What the task asks:
Find the word "text" in the records below. List each line containing it.

Given entries:
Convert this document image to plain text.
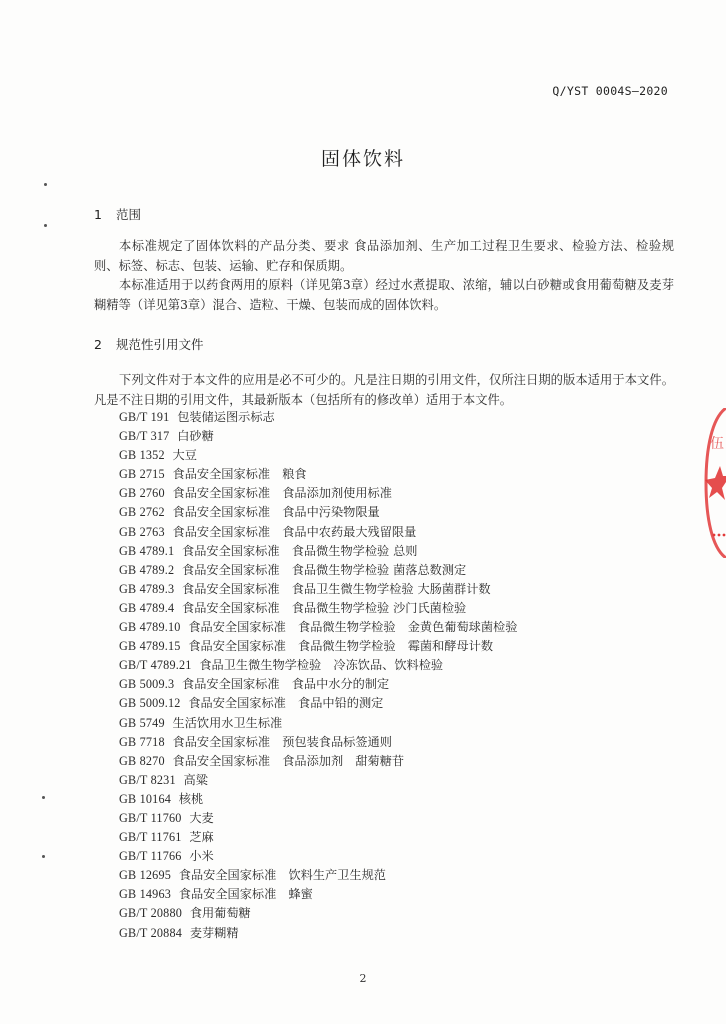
Q/YST 0004S—2020
固体饮料
1 范围
本标准规定了固体饮料的产品分类、要求 食品添加剂、生产加工过程卫生要求、检验方法、检验规则、标签、标志、包装、运输、贮存和保质期。
本标准适用于以药食两用的原料（详见第3章）经过水煮提取、浓缩，辅以白砂糖或食用葡萄糖及麦芽糊精等（详见第3章）混合、造粒、干燥、包装而成的固体饮料。
2 规范性引用文件
下列文件对于本文件的应用是必不可少的。凡是注日期的引用文件，仅所注日期的版本适用于本文件。凡是不注日期的引用文件，其最新版本（包括所有的修改单）适用于本文件。
GB/T 191 包装储运图示标志
GB/T 317 白砂糖
GB 1352 大豆
GB 2715 食品安全国家标准　粮食
GB 2760 食品安全国家标准　食品添加剂使用标准
GB 2762 食品安全国家标准　食品中污染物限量
GB 2763 食品安全国家标准　食品中农药最大残留限量
GB 4789.1 食品安全国家标准　食品微生物学检验 总则
GB 4789.2 食品安全国家标准　食品微生物学检验 菌落总数测定
GB 4789.3 食品安全国家标准　食品卫生微生物学检验 大肠菌群计数
GB 4789.4 食品安全国家标准　食品微生物学检验 沙门氏菌检验
GB 4789.10 食品安全国家标准　食品微生物学检验　金黄色葡萄球菌检验
GB 4789.15 食品安全国家标准　食品微生物学检验　霉菌和酵母计数
GB/T 4789.21 食品卫生微生物学检验　冷冻饮品、饮料检验
GB 5009.3 食品安全国家标准　食品中水分的制定
GB 5009.12 食品安全国家标准　食品中铅的测定
GB 5749 生活饮用水卫生标准
GB 7718 食品安全国家标准　预包装食品标签通则
GB 8270 食品安全国家标准　食品添加剂　甜菊糖苷
GB/T 8231 高粱
GB 10164 核桃
GB/T 11760 大麦
GB/T 11761 芝麻
GB/T 11766 小米
GB 12695 食品安全国家标准　饮料生产卫生规范
GB 14963 食品安全国家标准　蜂蜜
GB/T 20880 食用葡萄糖
GB/T 20884 麦芽糊精
2
伍
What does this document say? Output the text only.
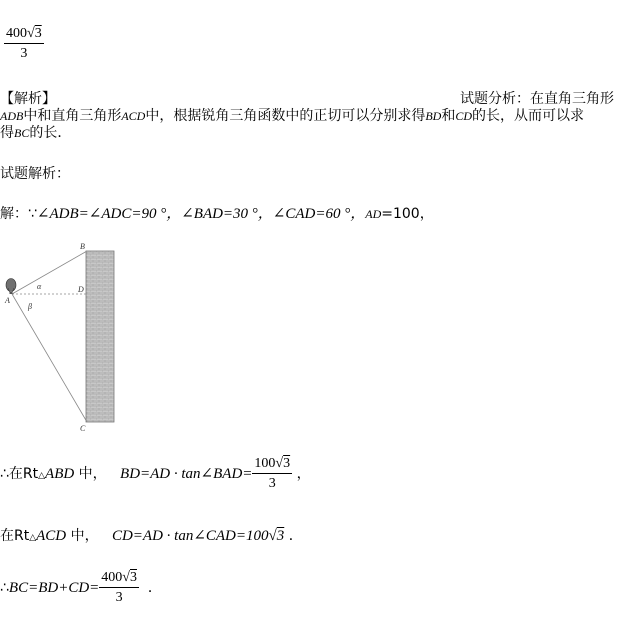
$\frac{400√3}{3}$
【解析】	试题分析：在直角三角形
ADB中和直角三角形ACD中，根据锐角三角函数中的正切可以分别求得BD和CD的长，从而可以求
得BC的长．
试题解析：
解：∵∠ADB=∠ADC=90 °，∠BAD=30 °，∠CAD=60 °，AD=100，
A
B
C
D
α
β
∴在Rt△ABD 中， BD=AD · tan∠BAD= $\frac{100√3}{3}$ ，
在Rt△ACD 中， CD=AD · tan∠CAD=100√3 ．
∴BC=BD+CD= $\frac{400√3}{3}$ ．
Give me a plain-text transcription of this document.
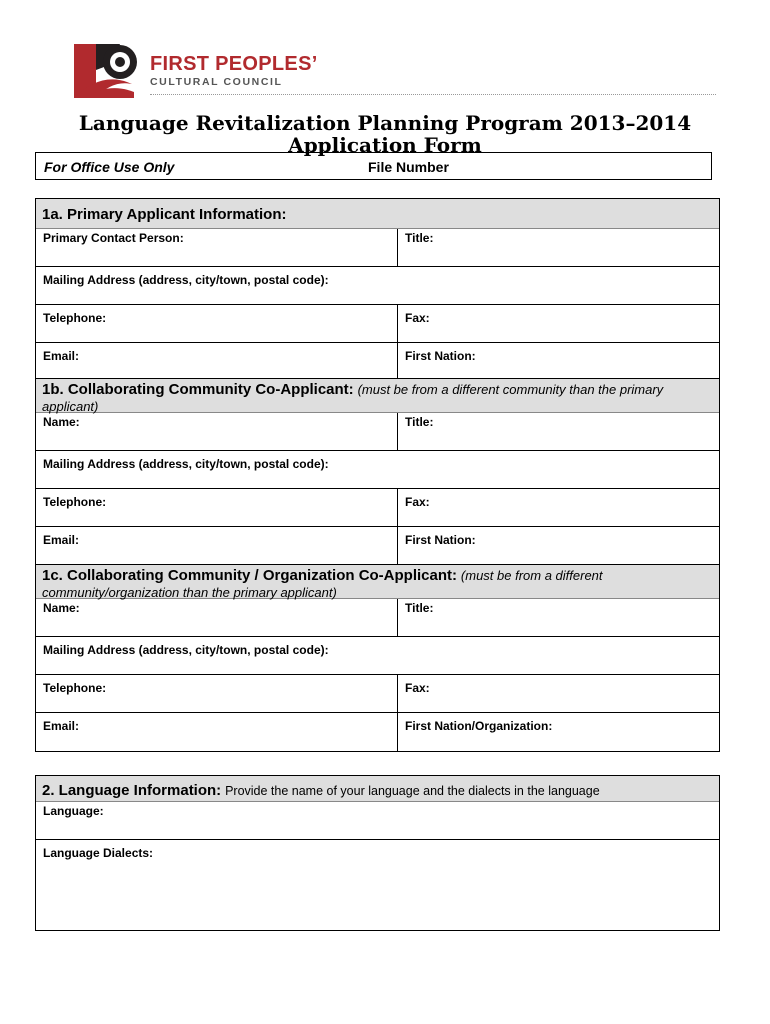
FIRST PEOPLES’
CULTURAL COUNCIL
Language Revitalization Planning Program 2013–2014
Application Form
For Office Use Only	File Number
1a. Primary Applicant Information:
Primary Contact Person:	Title:
Mailing Address (address, city/town, postal code):
Telephone:	Fax:
Email:	First Nation:
1b. Collaborating Community Co-Applicant: (must be from a different community than the primary applicant)
Name:	Title:
Mailing Address (address, city/town, postal code):
Telephone:	Fax:
Email:	First Nation:
1c. Collaborating Community / Organization Co-Applicant: (must be from a different community/organization than the primary applicant)
Name:	Title:
Mailing Address (address, city/town, postal code):
Telephone:	Fax:
Email:	First Nation/Organization:
2. Language Information: Provide the name of your language and the dialects in the language
Language:
Language Dialects:
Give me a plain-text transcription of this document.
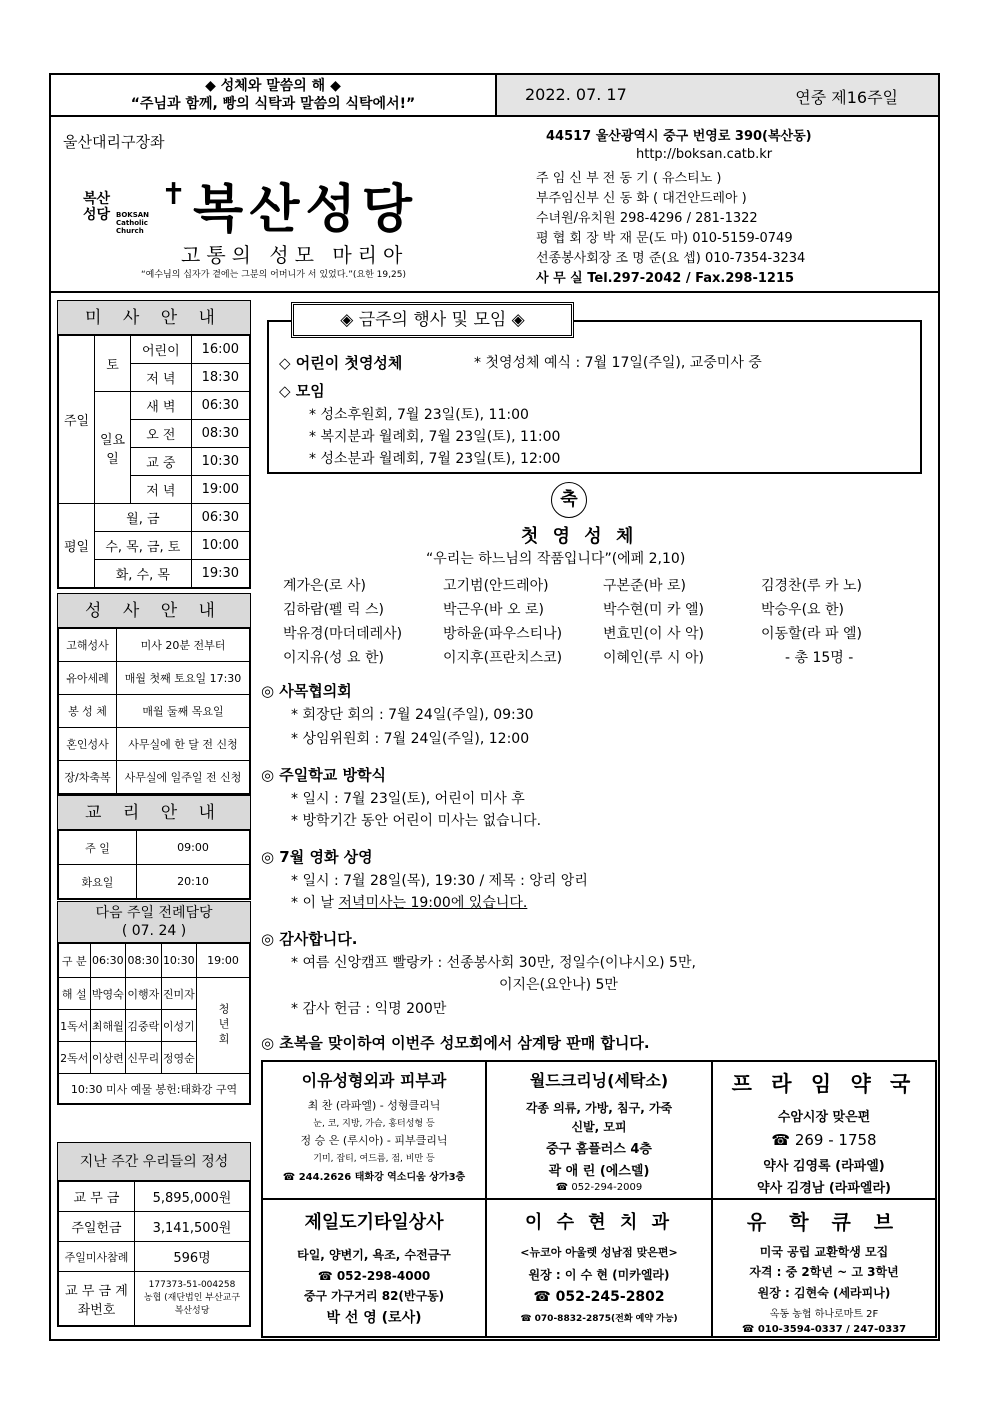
◆ 성체와 말씀의 해 ◆
“주님과 함께, 빵의 식탁과 말씀의 식탁에서!”	2022. 07. 17	연중 제16주일
울산대리구장좌
복산
성당 BOKSAN
Catholic Church
✝ 복산성당
고통의 성모 마리아
“예수님의 십자가 곁에는 그분의 어머니가 서 있었다.”(요한 19,25)
44517 울산광역시 중구 번영로 390(복산동)
http://boksan.catb.kr
주 임 신 부 전 동 기 ( 유스티노 )
부주임신부 신 동 화 ( 대건안드레아 )
수녀원/유치원 298-4296 / 281-1322
평 협 회 장 박 재 문(도 마) 010-5159-0749
선종봉사회장 조 명 준(요 셉) 010-7354-3234
사 무 실 Tel.297-2042 / Fax.298-1215
미 사 안 내
주일	토	어린이	16:00
		저 녁	18:30
	일요일	새 벽	06:30
		오 전	08:30
		교 중	10:30
		저 녁	19:00
평일	월, 금		06:30
	수, 목, 금, 토		10:00
	화, 수, 목		19:30
성 사 안 내
고해성사	미사 20분 전부터
유아세례	매월 첫째 토요일 17:30
봉 성 체	매월 둘째 목요일
혼인성사	사무실에 한 달 전 신청
장/차축복	사무실에 일주일 전 신청
교 리 안 내
주 일	09:00
화요일	20:10
다음 주일 전례담당
( 07. 24 )
구 분	06:30	08:30	10:30	19:00
해 설	박영숙	이행자	진미자	청년회
1독서	최해월	김중락	이성기	
2독서	이상련	신무리	정영순	
10:30 미사 예물 봉헌:태화강 구역				
지난 주간 우리들의 정성
교 무 금	5,895,000원
주일헌금	3,141,500원
주일미사참례	596명
교 무 금 계좌번호	177373-51-004258
농협 (재단법인 부산교구
복산성당
◇ 어린이 첫영성체	* 첫영성체 예식 : 7월 17일(주일), 교중미사 중
◇ 모임
* 성소후원회, 7월 23일(토), 11:00
* 복지분과 월례회, 7월 23일(토), 11:00
* 성소분과 월례회, 7월 23일(토), 12:00
◈ 금주의 행사 및 모임 ◈
축
첫 영 성 체
“우리는 하느님의 작품입니다”(에페 2,10)
계가은(로 사)	고기범(안드레아)	구본준(바 로)	김경찬(루 카 노)
김하람(펠 릭 스)	박근우(바 오 로)	박수현(미 카 엘)	박승우(요 한)
박유경(마더데레사)	방하윤(파우스티나)	변효민(이 사 악)	이동할(라 파 엘)
이지유(성 요 한)	이지후(프란치스코)	이혜인(루 시 아)	- 총 15명 -
◎ 사목협의회
* 회장단 회의 : 7월 24일(주일), 09:30
* 상임위원회 : 7월 24일(주일), 12:00
◎ 주일학교 방학식
* 일시 : 7월 23일(토), 어린이 미사 후
* 방학기간 동안 어린이 미사는 없습니다.
◎ 7월 영화 상영
* 일시 : 7월 28일(목), 19:30 / 제목 : 앙리 앙리
* 이 날 저녁미사는 19:00에 있습니다.
◎ 감사합니다.
* 여름 신앙캠프 빨랑카 : 선종봉사회 30만, 정일수(이냐시오) 5만,
이지은(요안나) 5만
* 감사 헌금 : 익명 200만
◎ 초복을 맞이하여 이번주 성모회에서 삼계탕 판매 합니다.
이유성형외과 피부과
최 찬 (라파엘) - 성형클리닉
눈, 코, 지방, 가슴, 홍터성형 등
정 승 은 (루시아) - 피부클리닉
기미, 잡티, 여드름, 점, 비만 등
☎ 244.2626 태화강 역소디움 상가3층
월드크리닝(세탁소)
각종 의류, 가방, 침구, 가죽
신발, 모피
중구 홈플러스 4층
곽 애 린 (에스델)
☎ 052-294-2009
프 라 임 약 국
수암시장 맞은편
☎ 269 - 1758
약사 김영록 (라파엘)
약사 김경남 (라파엘라)
제일도기타일상사
타일, 양변기, 욕조, 수전금구
☎ 052-298-4000
중구 가구거리 82(반구동)
박 선 영 (로사)
이 수 현 치 과
<뉴코아 아울렛 성남점 맞은편>
원장 : 이 수 현 (미카엘라)
☎ 052-245-2802
☎ 070-8832-2875(전화 예약 가능)
유 학 큐 브
미국 공립 교환학생 모집
자격 : 중 2학년 ~ 고 3학년
원장 : 김현숙 (세라피나)
옥동 농협 하나로마트 2F
☎ 010-3594-0337 / 247-0337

Correct response:
Convert this document image to plain text.
What does this document say? Output the text only.
Give me a plain-text transcription of this document.
Give me a plain-text transcription of this document.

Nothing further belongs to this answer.